• _Structured figure records_:
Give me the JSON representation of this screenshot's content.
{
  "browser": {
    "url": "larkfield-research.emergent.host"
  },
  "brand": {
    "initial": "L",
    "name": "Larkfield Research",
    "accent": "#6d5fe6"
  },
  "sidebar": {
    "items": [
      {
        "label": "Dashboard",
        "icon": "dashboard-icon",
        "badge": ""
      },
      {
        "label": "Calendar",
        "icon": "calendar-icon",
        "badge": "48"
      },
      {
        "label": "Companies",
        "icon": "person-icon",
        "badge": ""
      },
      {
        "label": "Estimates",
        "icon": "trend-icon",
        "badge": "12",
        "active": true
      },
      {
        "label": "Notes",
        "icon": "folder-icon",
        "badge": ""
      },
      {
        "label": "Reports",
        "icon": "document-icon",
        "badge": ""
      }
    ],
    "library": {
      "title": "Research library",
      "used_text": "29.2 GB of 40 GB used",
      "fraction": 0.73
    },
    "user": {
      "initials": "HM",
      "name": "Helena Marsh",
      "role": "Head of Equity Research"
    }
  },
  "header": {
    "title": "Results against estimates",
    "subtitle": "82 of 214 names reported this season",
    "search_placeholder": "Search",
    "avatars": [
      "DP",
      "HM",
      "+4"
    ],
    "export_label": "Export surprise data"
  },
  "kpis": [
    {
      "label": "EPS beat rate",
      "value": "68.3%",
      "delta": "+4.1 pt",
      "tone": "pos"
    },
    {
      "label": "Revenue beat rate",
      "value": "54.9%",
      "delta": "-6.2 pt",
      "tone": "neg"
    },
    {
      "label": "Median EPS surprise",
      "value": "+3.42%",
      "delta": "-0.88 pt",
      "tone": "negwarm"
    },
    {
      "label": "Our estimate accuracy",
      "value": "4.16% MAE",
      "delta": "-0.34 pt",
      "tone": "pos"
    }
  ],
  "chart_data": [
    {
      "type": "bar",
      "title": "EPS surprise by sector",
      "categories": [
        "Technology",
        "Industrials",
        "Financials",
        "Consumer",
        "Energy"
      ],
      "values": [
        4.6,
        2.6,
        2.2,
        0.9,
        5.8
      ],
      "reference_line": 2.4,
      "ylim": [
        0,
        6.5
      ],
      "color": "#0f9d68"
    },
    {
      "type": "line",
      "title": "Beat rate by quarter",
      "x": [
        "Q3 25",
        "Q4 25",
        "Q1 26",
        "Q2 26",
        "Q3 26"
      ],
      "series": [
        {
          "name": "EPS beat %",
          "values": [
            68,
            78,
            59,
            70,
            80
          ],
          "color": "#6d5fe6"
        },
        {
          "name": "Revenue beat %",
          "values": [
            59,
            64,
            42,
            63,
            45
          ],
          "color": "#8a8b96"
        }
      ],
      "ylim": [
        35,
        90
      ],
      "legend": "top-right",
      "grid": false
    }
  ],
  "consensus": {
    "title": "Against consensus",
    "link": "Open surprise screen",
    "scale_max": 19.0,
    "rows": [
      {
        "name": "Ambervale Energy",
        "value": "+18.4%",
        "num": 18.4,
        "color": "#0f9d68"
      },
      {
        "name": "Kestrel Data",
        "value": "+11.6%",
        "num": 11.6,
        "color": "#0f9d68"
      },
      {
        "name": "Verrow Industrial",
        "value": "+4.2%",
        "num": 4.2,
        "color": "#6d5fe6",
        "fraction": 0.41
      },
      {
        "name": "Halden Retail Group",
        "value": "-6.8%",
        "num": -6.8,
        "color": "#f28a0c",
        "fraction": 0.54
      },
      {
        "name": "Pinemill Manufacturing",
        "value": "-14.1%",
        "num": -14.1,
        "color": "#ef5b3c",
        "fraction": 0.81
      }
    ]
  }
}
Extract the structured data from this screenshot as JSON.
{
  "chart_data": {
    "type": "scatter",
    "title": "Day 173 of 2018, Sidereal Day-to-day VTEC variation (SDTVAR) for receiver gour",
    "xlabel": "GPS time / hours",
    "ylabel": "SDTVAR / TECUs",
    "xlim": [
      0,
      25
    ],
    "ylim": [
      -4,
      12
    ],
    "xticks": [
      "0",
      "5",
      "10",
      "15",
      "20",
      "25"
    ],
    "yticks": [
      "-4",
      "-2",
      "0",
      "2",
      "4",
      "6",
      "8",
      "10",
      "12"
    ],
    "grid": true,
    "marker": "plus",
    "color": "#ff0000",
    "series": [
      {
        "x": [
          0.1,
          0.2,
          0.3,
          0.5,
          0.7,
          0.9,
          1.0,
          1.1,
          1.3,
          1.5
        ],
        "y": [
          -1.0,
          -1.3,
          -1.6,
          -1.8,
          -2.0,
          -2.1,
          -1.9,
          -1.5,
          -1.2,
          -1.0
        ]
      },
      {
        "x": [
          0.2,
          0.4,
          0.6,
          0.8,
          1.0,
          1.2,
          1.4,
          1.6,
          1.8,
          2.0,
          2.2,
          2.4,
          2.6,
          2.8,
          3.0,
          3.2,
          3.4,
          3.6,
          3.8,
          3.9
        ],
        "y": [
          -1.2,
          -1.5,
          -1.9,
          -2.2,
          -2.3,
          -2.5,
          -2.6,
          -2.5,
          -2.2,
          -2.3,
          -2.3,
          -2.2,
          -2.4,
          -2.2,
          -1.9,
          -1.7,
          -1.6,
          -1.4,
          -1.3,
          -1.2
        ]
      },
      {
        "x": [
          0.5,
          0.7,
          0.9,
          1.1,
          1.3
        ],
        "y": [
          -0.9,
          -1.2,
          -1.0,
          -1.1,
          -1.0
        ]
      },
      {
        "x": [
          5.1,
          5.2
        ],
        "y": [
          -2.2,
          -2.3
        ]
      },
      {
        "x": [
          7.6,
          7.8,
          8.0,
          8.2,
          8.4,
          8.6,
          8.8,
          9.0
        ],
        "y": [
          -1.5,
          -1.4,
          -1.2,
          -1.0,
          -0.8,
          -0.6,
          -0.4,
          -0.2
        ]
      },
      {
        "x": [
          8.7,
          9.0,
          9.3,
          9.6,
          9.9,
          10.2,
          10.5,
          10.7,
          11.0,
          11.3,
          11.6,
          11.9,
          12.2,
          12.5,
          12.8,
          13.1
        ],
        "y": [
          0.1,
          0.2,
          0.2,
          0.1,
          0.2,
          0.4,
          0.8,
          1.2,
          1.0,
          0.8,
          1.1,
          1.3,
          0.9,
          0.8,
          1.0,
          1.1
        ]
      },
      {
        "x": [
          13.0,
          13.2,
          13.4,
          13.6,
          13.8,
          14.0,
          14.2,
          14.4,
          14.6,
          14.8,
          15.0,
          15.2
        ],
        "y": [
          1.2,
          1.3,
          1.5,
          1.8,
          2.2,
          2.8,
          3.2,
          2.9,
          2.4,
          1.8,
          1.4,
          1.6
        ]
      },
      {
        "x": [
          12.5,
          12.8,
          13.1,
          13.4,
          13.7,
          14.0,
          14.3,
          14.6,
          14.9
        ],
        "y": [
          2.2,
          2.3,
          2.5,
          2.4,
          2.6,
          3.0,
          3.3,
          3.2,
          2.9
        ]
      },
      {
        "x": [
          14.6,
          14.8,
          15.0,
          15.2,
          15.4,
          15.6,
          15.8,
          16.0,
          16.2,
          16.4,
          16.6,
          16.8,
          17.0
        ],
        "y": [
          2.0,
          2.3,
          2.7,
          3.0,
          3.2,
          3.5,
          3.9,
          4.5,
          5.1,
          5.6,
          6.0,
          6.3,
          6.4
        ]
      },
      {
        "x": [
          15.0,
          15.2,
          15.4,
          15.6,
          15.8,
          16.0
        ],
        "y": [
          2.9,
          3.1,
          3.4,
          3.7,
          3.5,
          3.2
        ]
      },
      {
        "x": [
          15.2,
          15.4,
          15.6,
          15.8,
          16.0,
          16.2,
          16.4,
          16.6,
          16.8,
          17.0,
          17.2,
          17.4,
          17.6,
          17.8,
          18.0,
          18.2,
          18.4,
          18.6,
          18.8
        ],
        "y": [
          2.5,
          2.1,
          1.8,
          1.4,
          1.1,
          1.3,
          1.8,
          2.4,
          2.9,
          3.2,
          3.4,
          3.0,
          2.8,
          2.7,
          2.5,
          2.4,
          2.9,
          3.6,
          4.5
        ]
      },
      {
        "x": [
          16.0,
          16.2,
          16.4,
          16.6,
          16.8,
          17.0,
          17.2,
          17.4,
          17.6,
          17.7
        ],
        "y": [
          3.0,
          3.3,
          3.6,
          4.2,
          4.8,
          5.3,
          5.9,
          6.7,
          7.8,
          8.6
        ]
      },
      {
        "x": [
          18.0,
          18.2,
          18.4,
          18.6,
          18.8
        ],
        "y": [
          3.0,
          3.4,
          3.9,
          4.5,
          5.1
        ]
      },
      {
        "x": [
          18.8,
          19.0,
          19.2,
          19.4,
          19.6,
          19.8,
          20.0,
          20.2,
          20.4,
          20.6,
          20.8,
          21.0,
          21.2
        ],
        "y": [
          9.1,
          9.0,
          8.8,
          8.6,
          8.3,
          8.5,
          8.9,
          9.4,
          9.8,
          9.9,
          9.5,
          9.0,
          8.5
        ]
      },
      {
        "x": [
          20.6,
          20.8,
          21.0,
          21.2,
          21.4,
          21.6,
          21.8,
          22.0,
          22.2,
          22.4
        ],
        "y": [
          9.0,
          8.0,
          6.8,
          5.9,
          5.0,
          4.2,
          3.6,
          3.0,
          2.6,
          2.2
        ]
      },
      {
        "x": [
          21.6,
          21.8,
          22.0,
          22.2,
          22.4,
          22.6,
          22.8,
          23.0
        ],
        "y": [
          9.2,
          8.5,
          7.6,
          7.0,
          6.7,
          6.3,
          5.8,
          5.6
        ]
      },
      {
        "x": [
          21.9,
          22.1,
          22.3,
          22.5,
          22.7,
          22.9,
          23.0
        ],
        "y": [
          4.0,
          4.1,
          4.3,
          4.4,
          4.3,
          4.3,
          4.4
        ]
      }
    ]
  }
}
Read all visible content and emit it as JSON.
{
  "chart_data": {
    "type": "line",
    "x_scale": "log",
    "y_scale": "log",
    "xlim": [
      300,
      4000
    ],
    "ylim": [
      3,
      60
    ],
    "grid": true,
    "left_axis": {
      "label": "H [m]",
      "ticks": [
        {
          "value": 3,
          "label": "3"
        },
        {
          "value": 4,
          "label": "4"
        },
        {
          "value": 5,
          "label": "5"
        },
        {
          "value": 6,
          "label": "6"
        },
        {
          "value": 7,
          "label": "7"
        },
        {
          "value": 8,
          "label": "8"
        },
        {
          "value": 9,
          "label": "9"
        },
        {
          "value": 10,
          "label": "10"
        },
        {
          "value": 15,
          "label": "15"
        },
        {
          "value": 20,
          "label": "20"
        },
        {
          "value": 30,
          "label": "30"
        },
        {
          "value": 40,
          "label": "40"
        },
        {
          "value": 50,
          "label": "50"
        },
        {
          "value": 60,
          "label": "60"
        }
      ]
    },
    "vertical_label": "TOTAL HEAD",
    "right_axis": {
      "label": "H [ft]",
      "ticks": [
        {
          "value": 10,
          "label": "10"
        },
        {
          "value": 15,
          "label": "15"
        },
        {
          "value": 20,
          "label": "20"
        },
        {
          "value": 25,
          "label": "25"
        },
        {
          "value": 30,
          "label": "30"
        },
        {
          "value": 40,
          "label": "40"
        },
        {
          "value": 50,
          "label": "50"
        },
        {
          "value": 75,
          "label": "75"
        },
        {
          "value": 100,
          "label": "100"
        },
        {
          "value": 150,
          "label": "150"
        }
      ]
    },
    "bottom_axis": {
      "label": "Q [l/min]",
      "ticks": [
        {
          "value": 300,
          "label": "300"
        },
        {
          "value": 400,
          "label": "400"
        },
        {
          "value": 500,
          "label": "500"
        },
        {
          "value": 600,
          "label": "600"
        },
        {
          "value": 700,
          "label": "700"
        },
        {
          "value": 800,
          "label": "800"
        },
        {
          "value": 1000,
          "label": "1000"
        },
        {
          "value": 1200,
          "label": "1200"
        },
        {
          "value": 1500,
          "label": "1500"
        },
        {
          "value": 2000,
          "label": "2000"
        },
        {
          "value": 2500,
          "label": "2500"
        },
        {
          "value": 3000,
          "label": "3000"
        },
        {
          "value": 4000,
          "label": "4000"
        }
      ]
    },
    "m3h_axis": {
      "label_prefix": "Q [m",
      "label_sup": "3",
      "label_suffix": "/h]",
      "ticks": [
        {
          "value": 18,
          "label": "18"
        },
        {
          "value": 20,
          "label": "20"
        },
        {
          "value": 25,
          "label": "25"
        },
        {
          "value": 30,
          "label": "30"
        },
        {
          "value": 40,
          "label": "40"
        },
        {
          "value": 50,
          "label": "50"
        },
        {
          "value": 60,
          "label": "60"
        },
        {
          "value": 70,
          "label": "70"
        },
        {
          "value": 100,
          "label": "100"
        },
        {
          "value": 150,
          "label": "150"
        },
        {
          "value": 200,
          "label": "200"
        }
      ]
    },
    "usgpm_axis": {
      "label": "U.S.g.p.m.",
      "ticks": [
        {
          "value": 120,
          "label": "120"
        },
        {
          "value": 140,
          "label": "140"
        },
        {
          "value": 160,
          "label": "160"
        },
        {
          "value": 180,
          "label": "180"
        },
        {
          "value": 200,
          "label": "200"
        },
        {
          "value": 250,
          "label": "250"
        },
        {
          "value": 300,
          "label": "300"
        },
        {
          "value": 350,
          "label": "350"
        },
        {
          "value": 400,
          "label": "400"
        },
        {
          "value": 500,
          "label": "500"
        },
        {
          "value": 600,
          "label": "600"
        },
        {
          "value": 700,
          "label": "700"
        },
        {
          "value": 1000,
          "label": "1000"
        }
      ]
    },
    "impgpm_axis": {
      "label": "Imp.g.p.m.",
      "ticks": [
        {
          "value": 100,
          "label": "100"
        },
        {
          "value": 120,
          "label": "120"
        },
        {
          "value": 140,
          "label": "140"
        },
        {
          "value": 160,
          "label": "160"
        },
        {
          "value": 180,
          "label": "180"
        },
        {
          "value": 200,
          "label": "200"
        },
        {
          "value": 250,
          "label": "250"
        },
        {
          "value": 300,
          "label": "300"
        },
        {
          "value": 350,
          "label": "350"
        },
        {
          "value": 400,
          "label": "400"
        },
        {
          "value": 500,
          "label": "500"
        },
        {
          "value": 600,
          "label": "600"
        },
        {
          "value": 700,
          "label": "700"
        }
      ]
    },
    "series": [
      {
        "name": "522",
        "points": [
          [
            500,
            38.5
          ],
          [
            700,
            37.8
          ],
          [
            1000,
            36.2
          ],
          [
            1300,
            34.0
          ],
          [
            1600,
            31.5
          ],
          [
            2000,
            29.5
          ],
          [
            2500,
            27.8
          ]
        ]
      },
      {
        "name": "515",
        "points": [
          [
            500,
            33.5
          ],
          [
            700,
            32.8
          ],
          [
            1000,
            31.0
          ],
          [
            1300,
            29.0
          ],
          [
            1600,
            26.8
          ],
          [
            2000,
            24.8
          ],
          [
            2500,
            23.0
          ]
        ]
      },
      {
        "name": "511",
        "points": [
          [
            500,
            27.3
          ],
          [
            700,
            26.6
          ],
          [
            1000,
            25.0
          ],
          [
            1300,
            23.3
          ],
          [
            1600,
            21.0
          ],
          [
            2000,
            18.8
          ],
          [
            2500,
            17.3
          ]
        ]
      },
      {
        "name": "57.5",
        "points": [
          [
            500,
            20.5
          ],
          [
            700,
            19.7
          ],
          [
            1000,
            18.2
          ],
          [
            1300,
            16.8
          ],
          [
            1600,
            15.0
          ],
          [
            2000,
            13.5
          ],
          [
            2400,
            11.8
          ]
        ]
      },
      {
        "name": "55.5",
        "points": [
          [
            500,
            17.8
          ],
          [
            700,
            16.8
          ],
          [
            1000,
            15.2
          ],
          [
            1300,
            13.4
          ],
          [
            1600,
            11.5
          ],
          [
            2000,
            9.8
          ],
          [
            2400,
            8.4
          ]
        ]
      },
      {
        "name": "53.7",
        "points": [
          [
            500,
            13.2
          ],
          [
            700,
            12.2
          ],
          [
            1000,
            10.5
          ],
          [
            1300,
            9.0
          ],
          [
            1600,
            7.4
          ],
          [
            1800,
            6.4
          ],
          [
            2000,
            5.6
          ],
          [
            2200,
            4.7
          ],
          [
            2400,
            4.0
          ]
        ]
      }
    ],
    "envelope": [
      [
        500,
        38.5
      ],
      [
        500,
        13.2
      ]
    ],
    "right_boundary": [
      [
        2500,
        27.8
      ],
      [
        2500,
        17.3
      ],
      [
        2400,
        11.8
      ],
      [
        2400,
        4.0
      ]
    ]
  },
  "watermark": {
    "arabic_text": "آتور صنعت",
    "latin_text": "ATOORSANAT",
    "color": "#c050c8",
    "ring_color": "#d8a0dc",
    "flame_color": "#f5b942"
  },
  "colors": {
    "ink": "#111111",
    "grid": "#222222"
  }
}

• _Set exercise_:
Locate all lines in the listing above with the word "icon" and copy them.

• _Written solution_:
        "icon": "dashboard-icon",
        "icon": "calendar-icon",
        "icon": "person-icon",
        "icon": "trend-icon",
        "icon": "folder-icon",
        "icon": "document-icon",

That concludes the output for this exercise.